_SHORT PROBLEM_
Your task is to repeat the lines below exactly, excluding any pictures they contain.

_Saved entries_
########################################

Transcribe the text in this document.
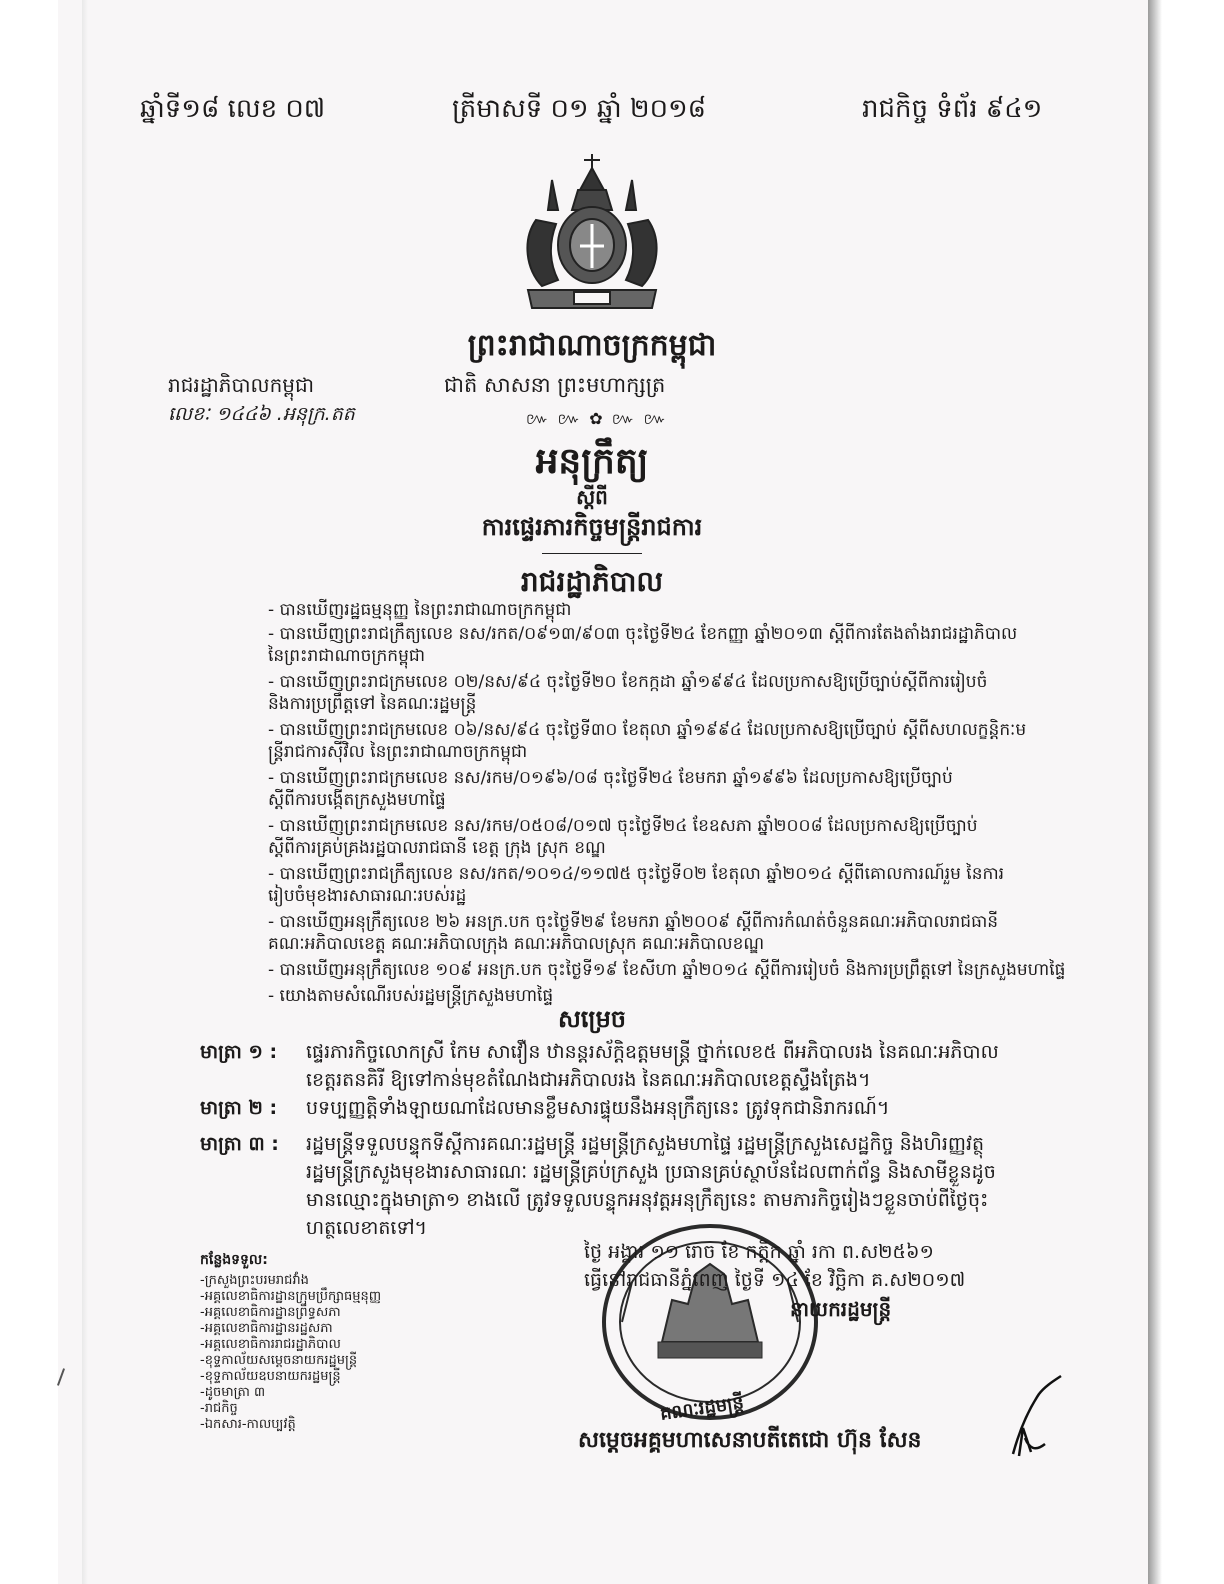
ឆ្នាំទី១៨ លេខ ០៧	ត្រីមាសទី ០១ ឆ្នាំ ២០១៨	រាជកិច្ច ទំព័រ ៩៤១
ព្រះរាជាណាចក្រកម្ពុជា
ជាតិ សាសនា ព្រះមហាក្សត្រ
៚ ៚ ✿ ៚ ៚
រាជរដ្ឋាភិបាលកម្ពុជា
លេខៈ ១៤៤៦ .អនុក្រ.តត
អនុក្រឹត្យ
ស្ដីពី
ការផ្ទេរភារកិច្ចមន្ត្រីរាជការ
រាជរដ្ឋាភិបាល
- បានឃើញរដ្ឋធម្មនុញ្ញ នៃព្រះរាជាណាចក្រកម្ពុជា
- បានឃើញព្រះរាជក្រឹត្យលេខ នស/រកត/០៩១៣/៩០៣ ចុះថ្ងៃទី២៤ ខែកញ្ញា ឆ្នាំ២០១៣ ស្ដីពីការតែងតាំងរាជរដ្ឋាភិបាល
នៃព្រះរាជាណាចក្រកម្ពុជា
- បានឃើញព្រះរាជក្រមលេខ ០២/នស/៩៤ ចុះថ្ងៃទី២០ ខែកក្កដា ឆ្នាំ១៩៩៤ ដែលប្រកាសឱ្យប្រើច្បាប់ស្ដីពីការរៀបចំ
និងការប្រព្រឹត្តទៅ នៃគណៈរដ្ឋមន្ត្រី
- បានឃើញព្រះរាជក្រមលេខ ០៦/នស/៩៤ ចុះថ្ងៃទី៣០ ខែតុលា ឆ្នាំ១៩៩៤ ដែលប្រកាសឱ្យប្រើច្បាប់ ស្ដីពីសហលក្ខន្តិកៈម
ន្ត្រីរាជការស៊ីវិល នៃព្រះរាជាណាចក្រកម្ពុជា
- បានឃើញព្រះរាជក្រមលេខ នស/រកម/០១៩៦/០៨ ចុះថ្ងៃទី២៤ ខែមករា ឆ្នាំ១៩៩៦ ដែលប្រកាសឱ្យប្រើច្បាប់
ស្ដីពីការបង្កើតក្រសួងមហាផ្ទៃ
- បានឃើញព្រះរាជក្រមលេខ នស/រកម/០៥០៨/០១៧ ចុះថ្ងៃទី២៤ ខែឧសភា ឆ្នាំ២០០៨ ដែលប្រកាសឱ្យប្រើច្បាប់
ស្ដីពីការគ្រប់គ្រងរដ្ឋបាលរាជធានី ខេត្ត ក្រុង ស្រុក ខណ្ឌ
- បានឃើញព្រះរាជក្រឹត្យលេខ នស/រកត/១០១៤/១១៧៥ ចុះថ្ងៃទី០២ ខែតុលា ឆ្នាំ២០១៤ ស្ដីពីគោលការណ៍រួម នៃការ
រៀបចំមុខងារសាធារណៈរបស់រដ្ឋ
- បានឃើញអនុក្រឹត្យលេខ ២៦ អនក្រ.បក ចុះថ្ងៃទី២៩ ខែមករា ឆ្នាំ២០០៩ ស្ដីពីការកំណត់ចំនួនគណៈអភិបាលរាជធានី
គណៈអភិបាលខេត្ត គណៈអភិបាលក្រុង គណៈអភិបាលស្រុក គណៈអភិបាលខណ្ឌ
- បានឃើញអនុក្រឹត្យលេខ ១០៩ អនក្រ.បក ចុះថ្ងៃទី១៩ ខែសីហា ឆ្នាំ២០១៤ ស្ដីពីការរៀបចំ និងការប្រព្រឹត្តទៅ នៃក្រសួងមហាផ្ទៃ
- យោងតាមសំណើរបស់រដ្ឋមន្ត្រីក្រសួងមហាផ្ទៃ
សម្រេច
មាត្រា ១ : ផ្ទេរភារកិច្ចលោកស្រី កែម សាវឿន ឋានន្តរស័ក្តិឧត្តមមន្ត្រី ថ្នាក់លេខ៥ ពីអភិបាលរង នៃគណៈអភិបាល
ខេត្តរតនគិរី ឱ្យទៅកាន់មុខតំណែងជាអភិបាលរង នៃគណៈអភិបាលខេត្តស្ទឹងត្រែង។
មាត្រា ២ : បទប្បញ្ញត្តិទាំងឡាយណាដែលមានខ្លឹមសារផ្ទុយនឹងអនុក្រឹត្យនេះ ត្រូវទុកជានិរាករណ៍។
មាត្រា ៣ : រដ្ឋមន្ត្រីទទួលបន្ទុកទីស្ដីការគណៈរដ្ឋមន្ត្រី រដ្ឋមន្ត្រីក្រសួងមហាផ្ទៃ រដ្ឋមន្ត្រីក្រសួងសេដ្ឋកិច្ច និងហិរញ្ញវត្ថុ
រដ្ឋមន្ត្រីក្រសួងមុខងារសាធារណៈ រដ្ឋមន្ត្រីគ្រប់ក្រសួង ប្រធានគ្រប់ស្ថាប័នដែលពាក់ព័ន្ធ និងសាមីខ្លួនដូច
មានឈ្មោះក្នុងមាត្រា១ ខាងលើ ត្រូវទទួលបន្ទុកអនុវត្តអនុក្រឹត្យនេះ តាមភារកិច្ចរៀងៗខ្លួនចាប់ពីថ្ងៃចុះ
ហត្ថលេខាតទៅ។
គណៈរដ្ឋមន្ត្រី
ថ្ងៃ អង្គារ ១១ រោច ខែ កត្តិក ឆ្នាំ រកា ព.ស២៥៦១
ធ្វើនៅរាជធានីភ្នំពេញ ថ្ងៃទី ១៤ ខែ វិច្ឆិកា គ.ស២០១៧
នាយករដ្ឋមន្ត្រី
កន្លែងទទួល:
-ក្រសួងព្រះបរមរាជវាំង
-អគ្គលេខាធិការដ្ឋានក្រុមប្រឹក្សាធម្មនុញ្ញ
-អគ្គលេខាធិការដ្ឋានព្រឹទ្ធសភា
-អគ្គលេខាធិការដ្ឋានរដ្ឋសភា
-អគ្គលេខាធិការរាជរដ្ឋាភិបាល
-ខុទ្ទកាល័យសម្ដេចនាយករដ្ឋមន្ត្រី
-ខុទ្ទកាល័យឧបនាយករដ្ឋមន្ត្រី
-ដូចមាត្រា ៣
-រាជកិច្ច
-ឯកសារ-កាលប្បវត្តិ
សម្ដេចអគ្គមហាសេនាបតីតេជោ ហ៊ុន សែន
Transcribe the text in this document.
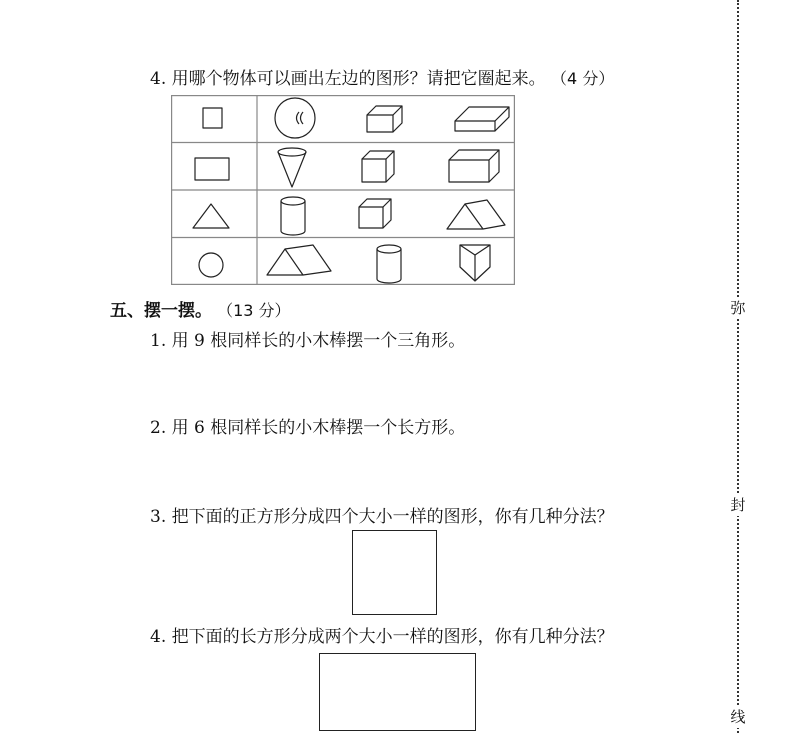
4. 用哪个物体可以画出左边的图形？请把它圈起来。 （4 分）
五、摆一摆。 （13 分）
1. 用 9 根同样长的小木棒摆一个三角形。
2. 用 6 根同样长的小木棒摆一个长方形。
3. 把下面的正方形分成四个大小一样的图形，你有几种分法？
4. 把下面的长方形分成两个大小一样的图形，你有几种分法？
弥
封
线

########################################

_SOLUTION FOR THIS EXERCISE_
Transcribe the text in this document.
ឆ្នាំទី១៨ លេខ ០៧	ត្រីមាសទី ០១ ឆ្នាំ ២០១៨	រាជកិច្ច ទំព័រ ៩៤១
ព្រះរាជាណាចក្រកម្ពុជា
ជាតិ សាសនា ព្រះមហាក្សត្រ
៚ ៚ ✿ ៚ ៚
រាជរដ្ឋាភិបាលកម្ពុជា
លេខៈ ១៤៤៦ .អនុក្រ.តត
អនុក្រឹត្យ
ស្ដីពី
ការផ្ទេរភារកិច្ចមន្ត្រីរាជការ
រាជរដ្ឋាភិបាល
- បានឃើញរដ្ឋធម្មនុញ្ញ នៃព្រះរាជាណាចក្រកម្ពុជា
- បានឃើញព្រះរាជក្រឹត្យលេខ នស/រកត/០៩១៣/៩០៣ ចុះថ្ងៃទី២៤ ខែកញ្ញា ឆ្នាំ២០១៣ ស្ដីពីការតែងតាំងរាជរដ្ឋាភិបាល
នៃព្រះរាជាណាចក្រកម្ពុជា
- បានឃើញព្រះរាជក្រមលេខ ០២/នស/៩៤ ចុះថ្ងៃទី២០ ខែកក្កដា ឆ្នាំ១៩៩៤ ដែលប្រកាសឱ្យប្រើច្បាប់ស្ដីពីការរៀបចំ
និងការប្រព្រឹត្តទៅ នៃគណៈរដ្ឋមន្ត្រី
- បានឃើញព្រះរាជក្រមលេខ ០៦/នស/៩៤ ចុះថ្ងៃទី៣០ ខែតុលា ឆ្នាំ១៩៩៤ ដែលប្រកាសឱ្យប្រើច្បាប់ ស្ដីពីសហលក្ខន្តិកៈម
ន្ត្រីរាជការស៊ីវិល នៃព្រះរាជាណាចក្រកម្ពុជា
- បានឃើញព្រះរាជក្រមលេខ នស/រកម/០១៩៦/០៨ ចុះថ្ងៃទី២៤ ខែមករា ឆ្នាំ១៩៩៦ ដែលប្រកាសឱ្យប្រើច្បាប់
ស្ដីពីការបង្កើតក្រសួងមហាផ្ទៃ
- បានឃើញព្រះរាជក្រមលេខ នស/រកម/០៥០៨/០១៧ ចុះថ្ងៃទី២៤ ខែឧសភា ឆ្នាំ២០០៨ ដែលប្រកាសឱ្យប្រើច្បាប់
ស្ដីពីការគ្រប់គ្រងរដ្ឋបាលរាជធានី ខេត្ត ក្រុង ស្រុក ខណ្ឌ
- បានឃើញព្រះរាជក្រឹត្យលេខ នស/រកត/១០១៤/១១៧៥ ចុះថ្ងៃទី០២ ខែតុលា ឆ្នាំ២០១៤ ស្ដីពីគោលការណ៍រួម នៃការ
រៀបចំមុខងារសាធារណៈរបស់រដ្ឋ
- បានឃើញអនុក្រឹត្យលេខ ២៦ អនក្រ.បក ចុះថ្ងៃទី២៩ ខែមករា ឆ្នាំ២០០៩ ស្ដីពីការកំណត់ចំនួនគណៈអភិបាលរាជធានី
គណៈអភិបាលខេត្ត គណៈអភិបាលក្រុង គណៈអភិបាលស្រុក គណៈអភិបាលខណ្ឌ
- បានឃើញអនុក្រឹត្យលេខ ១០៩ អនក្រ.បក ចុះថ្ងៃទី១៩ ខែសីហា ឆ្នាំ២០១៤ ស្ដីពីការរៀបចំ និងការប្រព្រឹត្តទៅ នៃក្រសួងមហាផ្ទៃ
- យោងតាមសំណើរបស់រដ្ឋមន្ត្រីក្រសួងមហាផ្ទៃ
សម្រេច
មាត្រា ១ : ផ្ទេរភារកិច្ចលោកស្រី កែម សាវឿន ឋានន្តរស័ក្តិឧត្តមមន្ត្រី ថ្នាក់លេខ៥ ពីអភិបាលរង នៃគណៈអភិបាល
ខេត្តរតនគិរី ឱ្យទៅកាន់មុខតំណែងជាអភិបាលរង នៃគណៈអភិបាលខេត្តស្ទឹងត្រែង។
មាត្រា ២ : បទប្បញ្ញត្តិទាំងឡាយណាដែលមានខ្លឹមសារផ្ទុយនឹងអនុក្រឹត្យនេះ ត្រូវទុកជានិរាករណ៍។
មាត្រា ៣ : រដ្ឋមន្ត្រីទទួលបន្ទុកទីស្ដីការគណៈរដ្ឋមន្ត្រី រដ្ឋមន្ត្រីក្រសួងមហាផ្ទៃ រដ្ឋមន្ត្រីក្រសួងសេដ្ឋកិច្ច និងហិរញ្ញវត្ថុ
រដ្ឋមន្ត្រីក្រសួងមុខងារសាធារណៈ រដ្ឋមន្ត្រីគ្រប់ក្រសួង ប្រធានគ្រប់ស្ថាប័នដែលពាក់ព័ន្ធ និងសាមីខ្លួនដូច
មានឈ្មោះក្នុងមាត្រា១ ខាងលើ ត្រូវទទួលបន្ទុកអនុវត្តអនុក្រឹត្យនេះ តាមភារកិច្ចរៀងៗខ្លួនចាប់ពីថ្ងៃចុះ
ហត្ថលេខាតទៅ។
គណៈរដ្ឋមន្ត្រី
ថ្ងៃ អង្គារ ១១ រោច ខែ កត្តិក ឆ្នាំ រកា ព.ស២៥៦១
ធ្វើនៅរាជធានីភ្នំពេញ ថ្ងៃទី ១៤ ខែ វិច្ឆិកា គ.ស២០១៧
នាយករដ្ឋមន្ត្រី
កន្លែងទទួល:
-ក្រសួងព្រះបរមរាជវាំង
-អគ្គលេខាធិការដ្ឋានក្រុមប្រឹក្សាធម្មនុញ្ញ
-អគ្គលេខាធិការដ្ឋានព្រឹទ្ធសភា
-អគ្គលេខាធិការដ្ឋានរដ្ឋសភា
-អគ្គលេខាធិការរាជរដ្ឋាភិបាល
-ខុទ្ទកាល័យសម្ដេចនាយករដ្ឋមន្ត្រី
-ខុទ្ទកាល័យឧបនាយករដ្ឋមន្ត្រី
-ដូចមាត្រា ៣
-រាជកិច្ច
-ឯកសារ-កាលប្បវត្តិ
សម្ដេចអគ្គមហាសេនាបតីតេជោ ហ៊ុន សែន
Transcribe the text in this document.
4. 用哪个物体可以画出左边的图形？请把它圈起来。 （4 分）
五、摆一摆。 （13 分）
1. 用 9 根同样长的小木棒摆一个三角形。
2. 用 6 根同样长的小木棒摆一个长方形。
3. 把下面的正方形分成四个大小一样的图形，你有几种分法？
4. 把下面的长方形分成两个大小一样的图形，你有几种分法？
弥
封
线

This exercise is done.